## Work required
Search the data below for "Economist"; list each line that holds it.

## Supplied records
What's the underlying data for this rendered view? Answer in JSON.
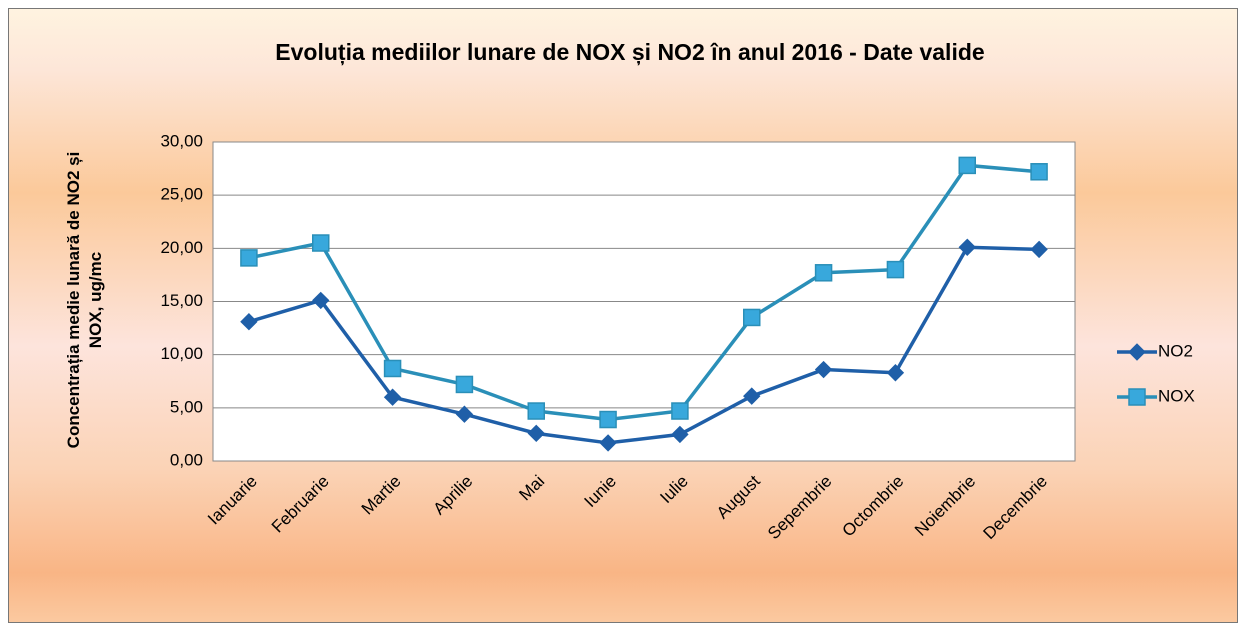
{
  "chart_data": {
    "type": "line",
    "title": "Evoluția mediilor lunare de NOX și NO2 în anul 2016 - Date valide",
    "y_label": "Concentrația medie lunară de NO2 și NOX, ug/mc",
    "categories": [
      "Ianuarie",
      "Februarie",
      "Martie",
      "Aprilie",
      "Mai",
      "Iunie",
      "Iulie",
      "August",
      "Sepembrie",
      "Octombrie",
      "Noiembrie",
      "Decembrie"
    ],
    "series": [
      {
        "name": "NO2",
        "color": "#1f5fa8",
        "marker": "diamond",
        "values": [
          13.1,
          15.1,
          6.0,
          4.4,
          2.6,
          1.7,
          2.5,
          6.1,
          8.6,
          8.3,
          20.1,
          19.9
        ]
      },
      {
        "name": "NOX",
        "color": "#2a8fb8",
        "marker": "square",
        "values": [
          19.1,
          20.5,
          8.7,
          7.2,
          4.7,
          3.9,
          4.7,
          13.5,
          17.7,
          18.0,
          27.8,
          27.2
        ]
      }
    ],
    "ylim": [
      0,
      30
    ],
    "yticks": [
      {
        "value": 0,
        "label": "0,00"
      },
      {
        "value": 5,
        "label": "5,00"
      },
      {
        "value": 10,
        "label": "10,00"
      },
      {
        "value": 15,
        "label": "15,00"
      },
      {
        "value": 20,
        "label": "20,00"
      },
      {
        "value": 25,
        "label": "25,00"
      },
      {
        "value": 30,
        "label": "30,00"
      }
    ],
    "grid": true,
    "legend": "right"
  }
}
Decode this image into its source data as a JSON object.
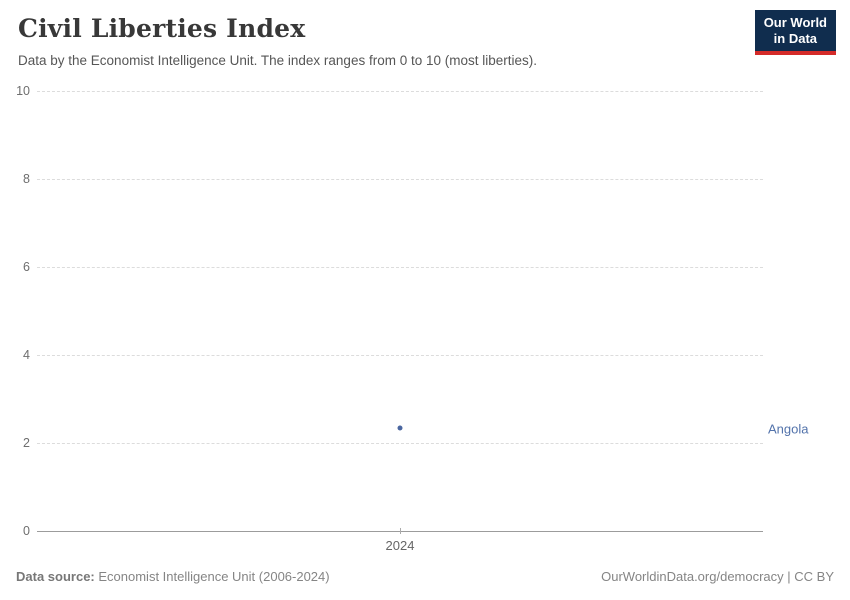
{
  "header": {
    "title": "Civil Liberties Index",
    "subtitle": "Data by the Economist Intelligence Unit. The index ranges from 0 to 10 (most liberties).",
    "logo": {
      "line1": "Our World",
      "line2": "in Data"
    }
  },
  "chart_data": {
    "type": "scatter",
    "title": "Civil Liberties Index",
    "x": [
      2024
    ],
    "series": [
      {
        "name": "Angola",
        "values": [
          2.35
        ],
        "color": "#4a66a0",
        "label_color": "#5373ab"
      }
    ],
    "ylim": [
      0,
      10
    ],
    "yticks": [
      0,
      2,
      4,
      6,
      8,
      10
    ],
    "xticks": [
      "2024"
    ],
    "grid": "horizontal-dashed",
    "legend_position": "right-entity-label"
  },
  "footer": {
    "datasource_label": "Data source:",
    "datasource_value": " Economist Intelligence Unit (2006-2024)",
    "rights": "OurWorldinData.org/democracy | CC BY"
  }
}
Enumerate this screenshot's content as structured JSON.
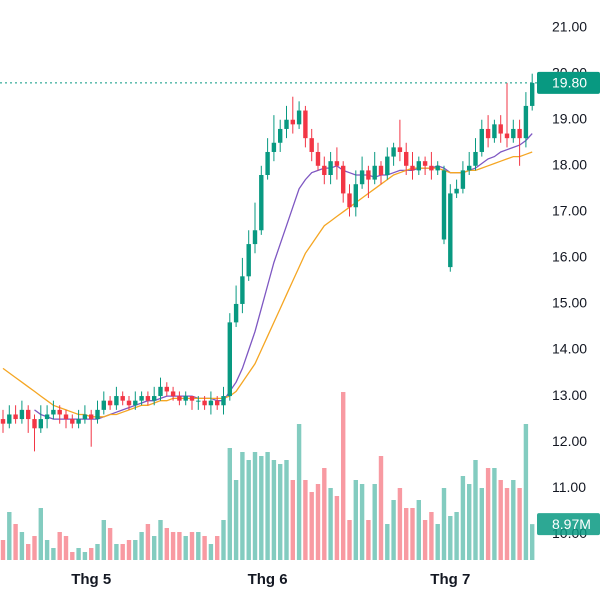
{
  "chart_data": {
    "type": "candlestick",
    "categories": [
      null,
      null,
      null,
      null,
      null,
      null,
      null,
      null,
      null,
      null,
      null,
      null,
      null,
      null,
      "Thg 5",
      null,
      null,
      null,
      null,
      null,
      null,
      null,
      null,
      null,
      null,
      null,
      null,
      null,
      null,
      null,
      null,
      null,
      null,
      null,
      null,
      null,
      null,
      null,
      null,
      null,
      null,
      null,
      "Thg 6",
      null,
      null,
      null,
      null,
      null,
      null,
      null,
      null,
      null,
      null,
      null,
      null,
      null,
      null,
      null,
      null,
      null,
      null,
      null,
      null,
      null,
      null,
      null,
      null,
      null,
      null,
      null,
      null,
      "Thg 7",
      null,
      null,
      null,
      null,
      null,
      null,
      null,
      null,
      null,
      null,
      null,
      null,
      null
    ],
    "open": [
      12.5,
      12.4,
      12.6,
      12.5,
      12.7,
      12.5,
      12.3,
      12.5,
      12.6,
      12.7,
      12.6,
      12.5,
      12.4,
      12.5,
      12.6,
      12.5,
      12.7,
      12.9,
      12.8,
      13.0,
      12.9,
      12.8,
      12.9,
      13.0,
      12.9,
      13.0,
      13.2,
      13.1,
      13.0,
      12.9,
      13.0,
      12.9,
      12.9,
      12.8,
      12.9,
      12.8,
      13.0,
      14.6,
      15.0,
      15.6,
      16.3,
      16.6,
      17.8,
      18.3,
      18.5,
      18.8,
      19.0,
      18.9,
      19.2,
      18.6,
      18.3,
      18.0,
      17.8,
      18.1,
      18.0,
      17.4,
      17.1,
      17.6,
      17.9,
      17.7,
      18.0,
      17.8,
      18.2,
      18.4,
      18.3,
      18.0,
      17.9,
      18.1,
      18.0,
      17.9,
      16.4,
      15.8,
      17.4,
      17.5,
      17.9,
      18.0,
      18.3,
      18.8,
      18.6,
      18.9,
      18.7,
      18.6,
      18.8,
      18.6,
      19.3
    ],
    "high": [
      12.7,
      12.8,
      12.8,
      12.9,
      12.8,
      12.6,
      12.8,
      12.8,
      12.9,
      12.8,
      12.7,
      12.6,
      12.7,
      12.8,
      12.7,
      12.9,
      13.1,
      13.0,
      13.2,
      13.1,
      13.0,
      13.1,
      13.1,
      13.1,
      13.2,
      13.4,
      13.3,
      13.2,
      13.1,
      13.1,
      13.0,
      13.0,
      13.0,
      13.1,
      13.0,
      13.2,
      14.8,
      15.4,
      16.0,
      16.6,
      17.2,
      18.0,
      18.6,
      19.1,
      19.0,
      19.3,
      19.5,
      19.4,
      19.3,
      18.8,
      18.5,
      18.2,
      18.3,
      18.4,
      18.1,
      17.6,
      17.9,
      18.2,
      18.0,
      18.3,
      18.1,
      18.4,
      18.5,
      19.0,
      18.5,
      18.3,
      18.2,
      18.2,
      18.3,
      18.1,
      18.0,
      17.6,
      17.7,
      18.1,
      18.3,
      18.6,
      19.0,
      19.1,
      19.0,
      19.1,
      19.8,
      19.0,
      19.0,
      19.6,
      20.0
    ],
    "low": [
      12.2,
      12.3,
      12.4,
      12.4,
      12.2,
      11.8,
      12.2,
      12.3,
      12.5,
      12.4,
      12.3,
      12.3,
      12.3,
      12.4,
      11.9,
      12.4,
      12.6,
      12.7,
      12.7,
      12.8,
      12.7,
      12.7,
      12.8,
      12.8,
      12.8,
      12.9,
      13.0,
      12.9,
      12.8,
      12.8,
      12.7,
      12.7,
      12.7,
      12.6,
      12.7,
      12.6,
      12.9,
      14.5,
      14.8,
      15.5,
      16.1,
      16.5,
      17.7,
      18.1,
      18.3,
      18.6,
      18.7,
      18.8,
      18.4,
      18.1,
      17.9,
      17.6,
      17.6,
      17.7,
      17.2,
      16.9,
      16.9,
      17.5,
      17.3,
      17.6,
      17.6,
      17.7,
      18.0,
      18.1,
      17.8,
      17.7,
      17.8,
      17.8,
      17.7,
      17.8,
      16.3,
      15.7,
      17.3,
      17.4,
      17.8,
      17.9,
      18.2,
      18.4,
      18.5,
      18.5,
      18.4,
      18.5,
      18.0,
      18.4,
      19.2
    ],
    "close": [
      12.4,
      12.6,
      12.5,
      12.7,
      12.5,
      12.3,
      12.5,
      12.6,
      12.7,
      12.6,
      12.5,
      12.4,
      12.5,
      12.6,
      12.5,
      12.7,
      12.9,
      12.8,
      13.0,
      12.9,
      12.8,
      12.9,
      13.0,
      12.9,
      13.0,
      13.2,
      13.1,
      13.0,
      12.9,
      13.0,
      12.9,
      12.9,
      12.8,
      12.9,
      12.8,
      13.0,
      14.6,
      15.0,
      15.6,
      16.3,
      16.6,
      17.8,
      18.3,
      18.5,
      18.8,
      19.0,
      18.9,
      19.2,
      18.6,
      18.3,
      18.0,
      17.8,
      18.1,
      18.0,
      17.4,
      17.1,
      17.6,
      17.9,
      17.7,
      18.0,
      17.8,
      18.2,
      18.4,
      18.3,
      18.0,
      17.9,
      18.1,
      18.0,
      17.9,
      18.0,
      17.9,
      17.4,
      17.5,
      17.9,
      18.0,
      18.3,
      18.8,
      18.6,
      18.9,
      18.7,
      18.6,
      18.8,
      18.6,
      19.3,
      19.8
    ],
    "up_color": "#089981",
    "down_color": "#f23645",
    "ylim": [
      9.44,
      21.6
    ],
    "yticks": [
      {
        "value": 21,
        "label": "21.00"
      },
      {
        "value": 20,
        "label": "20.00"
      },
      {
        "value": 19,
        "label": "19.00"
      },
      {
        "value": 18,
        "label": "18.00"
      },
      {
        "value": 17,
        "label": "17.00"
      },
      {
        "value": 16,
        "label": "16.00"
      },
      {
        "value": 15,
        "label": "15.00"
      },
      {
        "value": 14,
        "label": "14.00"
      },
      {
        "value": 13,
        "label": "13.00"
      },
      {
        "value": 12,
        "label": "12.00"
      },
      {
        "value": 11,
        "label": "11.00"
      },
      {
        "value": 10,
        "label": "10.00"
      }
    ],
    "series": [
      {
        "color": "#7e57c2",
        "values": [
          null,
          null,
          null,
          null,
          null,
          12.7,
          12.6,
          12.55,
          12.5,
          12.5,
          12.5,
          12.5,
          12.5,
          12.5,
          12.5,
          12.5,
          12.55,
          12.6,
          12.65,
          12.7,
          12.75,
          12.8,
          12.85,
          12.9,
          12.9,
          12.95,
          13.0,
          13.0,
          13.0,
          13.0,
          13.0,
          12.95,
          12.95,
          12.95,
          12.9,
          12.9,
          13.1,
          13.3,
          13.6,
          14.0,
          14.4,
          14.9,
          15.4,
          15.9,
          16.3,
          16.7,
          17.1,
          17.5,
          17.7,
          17.85,
          17.9,
          17.95,
          17.95,
          18.0,
          17.9,
          17.85,
          17.8,
          17.8,
          17.8,
          17.75,
          17.8,
          17.8,
          17.85,
          17.9,
          17.9,
          17.9,
          17.95,
          17.95,
          17.95,
          18.0,
          17.95,
          17.85,
          17.85,
          17.85,
          17.9,
          17.95,
          18.05,
          18.15,
          18.2,
          18.3,
          18.35,
          18.4,
          18.45,
          18.55,
          18.7
        ]
      },
      {
        "color": "#f5a623",
        "values": [
          13.6,
          13.5,
          13.4,
          13.3,
          13.2,
          13.1,
          13.0,
          12.9,
          12.8,
          12.75,
          12.7,
          12.65,
          12.6,
          12.6,
          12.55,
          12.55,
          12.55,
          12.6,
          12.6,
          12.65,
          12.7,
          12.75,
          12.8,
          12.8,
          12.85,
          12.9,
          12.9,
          12.95,
          12.95,
          12.95,
          12.95,
          12.95,
          12.95,
          12.95,
          12.95,
          12.95,
          13.0,
          13.1,
          13.3,
          13.5,
          13.7,
          14.0,
          14.3,
          14.6,
          14.9,
          15.2,
          15.5,
          15.8,
          16.1,
          16.3,
          16.5,
          16.7,
          16.8,
          16.9,
          17.0,
          17.1,
          17.2,
          17.3,
          17.4,
          17.5,
          17.6,
          17.7,
          17.8,
          17.85,
          17.9,
          17.95,
          17.95,
          17.95,
          17.95,
          17.95,
          17.9,
          17.85,
          17.85,
          17.85,
          17.9,
          17.9,
          17.95,
          18.0,
          18.05,
          18.1,
          18.15,
          18.2,
          18.2,
          18.25,
          18.3
        ]
      }
    ],
    "volume": {
      "values": [
        5,
        12,
        9,
        7,
        4,
        6,
        13,
        5,
        3,
        7,
        6,
        2,
        3,
        2,
        3,
        4,
        10,
        8,
        4,
        4,
        5,
        5,
        7,
        9,
        6,
        10,
        8,
        7,
        7,
        6,
        7,
        7,
        6,
        4,
        6,
        10,
        28,
        20,
        27,
        25,
        27,
        26,
        27,
        25,
        24,
        25,
        20,
        34,
        20,
        17,
        19,
        23,
        18,
        16,
        42,
        10,
        20,
        19,
        10,
        19,
        26,
        9,
        15,
        18,
        13,
        13,
        15,
        10,
        12,
        9,
        18,
        11,
        12,
        21,
        19,
        25,
        18,
        23,
        23,
        20,
        18,
        20,
        18,
        34,
        8.97
      ],
      "ylim": [
        0,
        45
      ],
      "last_label": {
        "value": 8.97,
        "label": "8.97M"
      }
    },
    "last_price": {
      "value": 19.8,
      "label": "19.80",
      "color": "#089981"
    }
  }
}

## Result for this exercise
    "subtitle": "Data by the Economist Intelligence Unit. The index ranges from 0 to 10 (most liberties).",
    "datasource_value": " Economist Intelligence Unit (2006-2024)",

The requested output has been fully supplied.